--- Passage shown ---
Cultural Policy is a quarterly magazine published by the Gyeonggi Cultural Foundation since the summer of 2017 with the purposes of identifying new trends in cultural policies at home and abroad, gathering the opinions of experts in relevant areas, and introducing the directions and contents of diverse cultural policies promoted by Gyeonggi Provincial Government and Gyeonggi Cultural Foundation.



Interview with Martin Fryer, Director of British Council in Korea



Reporter Cho Doo Won(CHO)   Could you give us brief introduction of the British Council Korea?


Interviewee Martin Fryer (Fryer)   The British Council is a cultural relations organization. So we are working with Korean partners such as yourselves, the cultural foundations but also with other partners, We are working to create a better friendship, particularly in the area of English, the arts and society. We pursue closer relations between the UK and South Korea through cultural exchange programs that bring professionals together, but also through putting individuals who are learning English, or who are being tested for their English standards through language assessment, in the contact with British methodology, British ideas, and very importantly, British culture. We do that face to face with five thousand people here in Seoul through our six centers.


Key to it is the concept of ‘friendly understanding.’ It has to be at a human level where people feel connected in some way to things British and British people feel connected in some way to things Korean. For example, professional developer for English teachers is an important area of what we do. And although there are lots of professional development opportunities for educators in Korea, what we offer is something specially related to the UK; The experience of UK methodology but also visiting the UK to see how our education system works for visitors to learn about the culture and experience it for themselves.


CHO   We are wondering whether there is something you know about GyeongGi Cultural Foundation? Or how was your first impression about GyeongGi Cultural Foundation?


Fryer  As I said, We work with partners here in Korea. For example, Nam June Paik Art Center belongs to the GyeongGi Cultural Foundation. The exchange of culture and cultural products between the two countries is a very important way of learning what’s happening in our society, since contemporary culture in the UK is changing rapidly. Nam June Paik Art Center has its Nam June Paik prize, which is a very prestigious, valuable prize for any group that wins it. As you know, on two occasions, groups of artist from the UK have won the prize. They put on their exhibitions at Nam June Paik Art Center and they learned a lot from that experience. Not just because they can see a lot for works of Nam June Paik but they are also plugging into the way in which that museum operates in GyeongGi-do Province, the way it does its education program and the response of an audience thousands of miles away to your work can have quite a big influence on future works that you do. Cultural relations have to be seen as something that covers quite a wide spectrum of relationships in education, language, the arts and society in general.


CHO   The British Council and GyeongGi Cultural Foundation are co-delivering Active Citizens which is a social leadership training program. Since the program started in 2009, we heard that British Council has been working with public organizations in 46 countries. Could you explain what’s behind the success of Active Citizens? And do you have any best example from Active Citizens projects in London or the UK?
--- Dataset ---
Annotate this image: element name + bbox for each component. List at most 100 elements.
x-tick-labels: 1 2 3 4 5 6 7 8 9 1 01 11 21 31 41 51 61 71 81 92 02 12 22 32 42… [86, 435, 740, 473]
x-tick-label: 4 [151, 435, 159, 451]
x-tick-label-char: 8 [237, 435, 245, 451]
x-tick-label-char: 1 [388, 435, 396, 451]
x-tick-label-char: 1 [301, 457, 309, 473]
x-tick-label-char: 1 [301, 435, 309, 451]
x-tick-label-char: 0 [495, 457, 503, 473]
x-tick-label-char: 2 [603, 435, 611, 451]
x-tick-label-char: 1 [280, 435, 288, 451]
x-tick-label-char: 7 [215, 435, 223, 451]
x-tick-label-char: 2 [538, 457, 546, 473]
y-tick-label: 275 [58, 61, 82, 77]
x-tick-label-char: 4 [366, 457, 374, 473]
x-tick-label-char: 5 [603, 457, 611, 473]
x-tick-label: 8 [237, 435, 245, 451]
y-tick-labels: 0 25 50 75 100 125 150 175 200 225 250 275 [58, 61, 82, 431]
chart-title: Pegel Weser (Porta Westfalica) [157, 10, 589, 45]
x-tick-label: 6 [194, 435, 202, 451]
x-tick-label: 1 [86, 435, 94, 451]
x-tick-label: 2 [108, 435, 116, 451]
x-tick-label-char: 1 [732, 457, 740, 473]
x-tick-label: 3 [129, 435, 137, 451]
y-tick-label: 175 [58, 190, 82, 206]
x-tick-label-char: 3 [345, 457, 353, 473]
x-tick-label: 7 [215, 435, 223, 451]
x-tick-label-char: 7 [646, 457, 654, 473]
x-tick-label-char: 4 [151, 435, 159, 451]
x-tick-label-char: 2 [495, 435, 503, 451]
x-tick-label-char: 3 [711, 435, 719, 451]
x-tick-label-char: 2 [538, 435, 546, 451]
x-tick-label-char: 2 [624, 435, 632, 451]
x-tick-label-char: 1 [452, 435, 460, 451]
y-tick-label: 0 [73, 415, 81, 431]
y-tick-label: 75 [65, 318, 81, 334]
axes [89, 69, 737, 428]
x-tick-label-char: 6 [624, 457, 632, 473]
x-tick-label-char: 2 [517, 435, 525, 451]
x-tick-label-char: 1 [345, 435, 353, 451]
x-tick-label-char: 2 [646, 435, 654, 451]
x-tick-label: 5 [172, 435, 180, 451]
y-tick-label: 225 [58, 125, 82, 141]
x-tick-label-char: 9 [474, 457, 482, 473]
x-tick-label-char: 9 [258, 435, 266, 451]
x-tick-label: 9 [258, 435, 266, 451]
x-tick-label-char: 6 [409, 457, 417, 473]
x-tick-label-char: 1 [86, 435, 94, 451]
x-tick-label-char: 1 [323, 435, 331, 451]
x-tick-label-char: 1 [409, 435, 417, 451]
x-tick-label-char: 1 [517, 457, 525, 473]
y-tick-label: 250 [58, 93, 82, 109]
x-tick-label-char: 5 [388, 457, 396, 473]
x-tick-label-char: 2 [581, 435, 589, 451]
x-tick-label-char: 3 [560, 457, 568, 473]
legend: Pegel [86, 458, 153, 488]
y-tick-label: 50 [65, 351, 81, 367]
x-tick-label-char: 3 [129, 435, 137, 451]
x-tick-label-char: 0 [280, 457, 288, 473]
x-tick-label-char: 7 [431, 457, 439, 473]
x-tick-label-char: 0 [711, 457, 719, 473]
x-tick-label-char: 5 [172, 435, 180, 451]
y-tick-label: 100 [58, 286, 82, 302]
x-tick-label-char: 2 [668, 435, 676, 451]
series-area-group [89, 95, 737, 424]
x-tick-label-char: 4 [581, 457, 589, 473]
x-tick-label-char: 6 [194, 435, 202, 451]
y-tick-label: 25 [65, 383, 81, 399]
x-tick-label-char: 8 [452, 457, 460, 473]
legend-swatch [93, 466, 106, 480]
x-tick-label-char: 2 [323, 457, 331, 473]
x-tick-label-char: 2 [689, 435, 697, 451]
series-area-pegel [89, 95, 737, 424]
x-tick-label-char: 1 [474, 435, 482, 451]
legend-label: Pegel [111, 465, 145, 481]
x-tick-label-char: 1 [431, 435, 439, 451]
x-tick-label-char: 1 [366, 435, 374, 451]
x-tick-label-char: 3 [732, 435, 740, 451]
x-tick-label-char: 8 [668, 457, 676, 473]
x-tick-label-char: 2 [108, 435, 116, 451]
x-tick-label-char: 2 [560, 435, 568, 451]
---
### Problem details
Reproduce word for word the stretch of the British Council interview from "Reporter Cho Doo" through "our six centers.".

### Reply
Reporter Cho Doo Won(CHO)   Could you give us brief introduction of the British Council Korea?


Interviewee Martin Fryer (Fryer)   The British Council is a cultural relations organization. So we are working with Korean partners such as yourselves, the cultural foundations but also with other partners, We are working to create a better friendship, particularly in the area of English, the arts and society. We pursue closer relations between the UK and South Korea through cultural exchange programs that bring professionals together, but also through putting individuals who are learning English, or who are being tested for their English standards through language assessment, in the contact with British methodology, British ideas, and very importantly, British culture. We do that face to face with five thousand people here in Seoul through our six centers.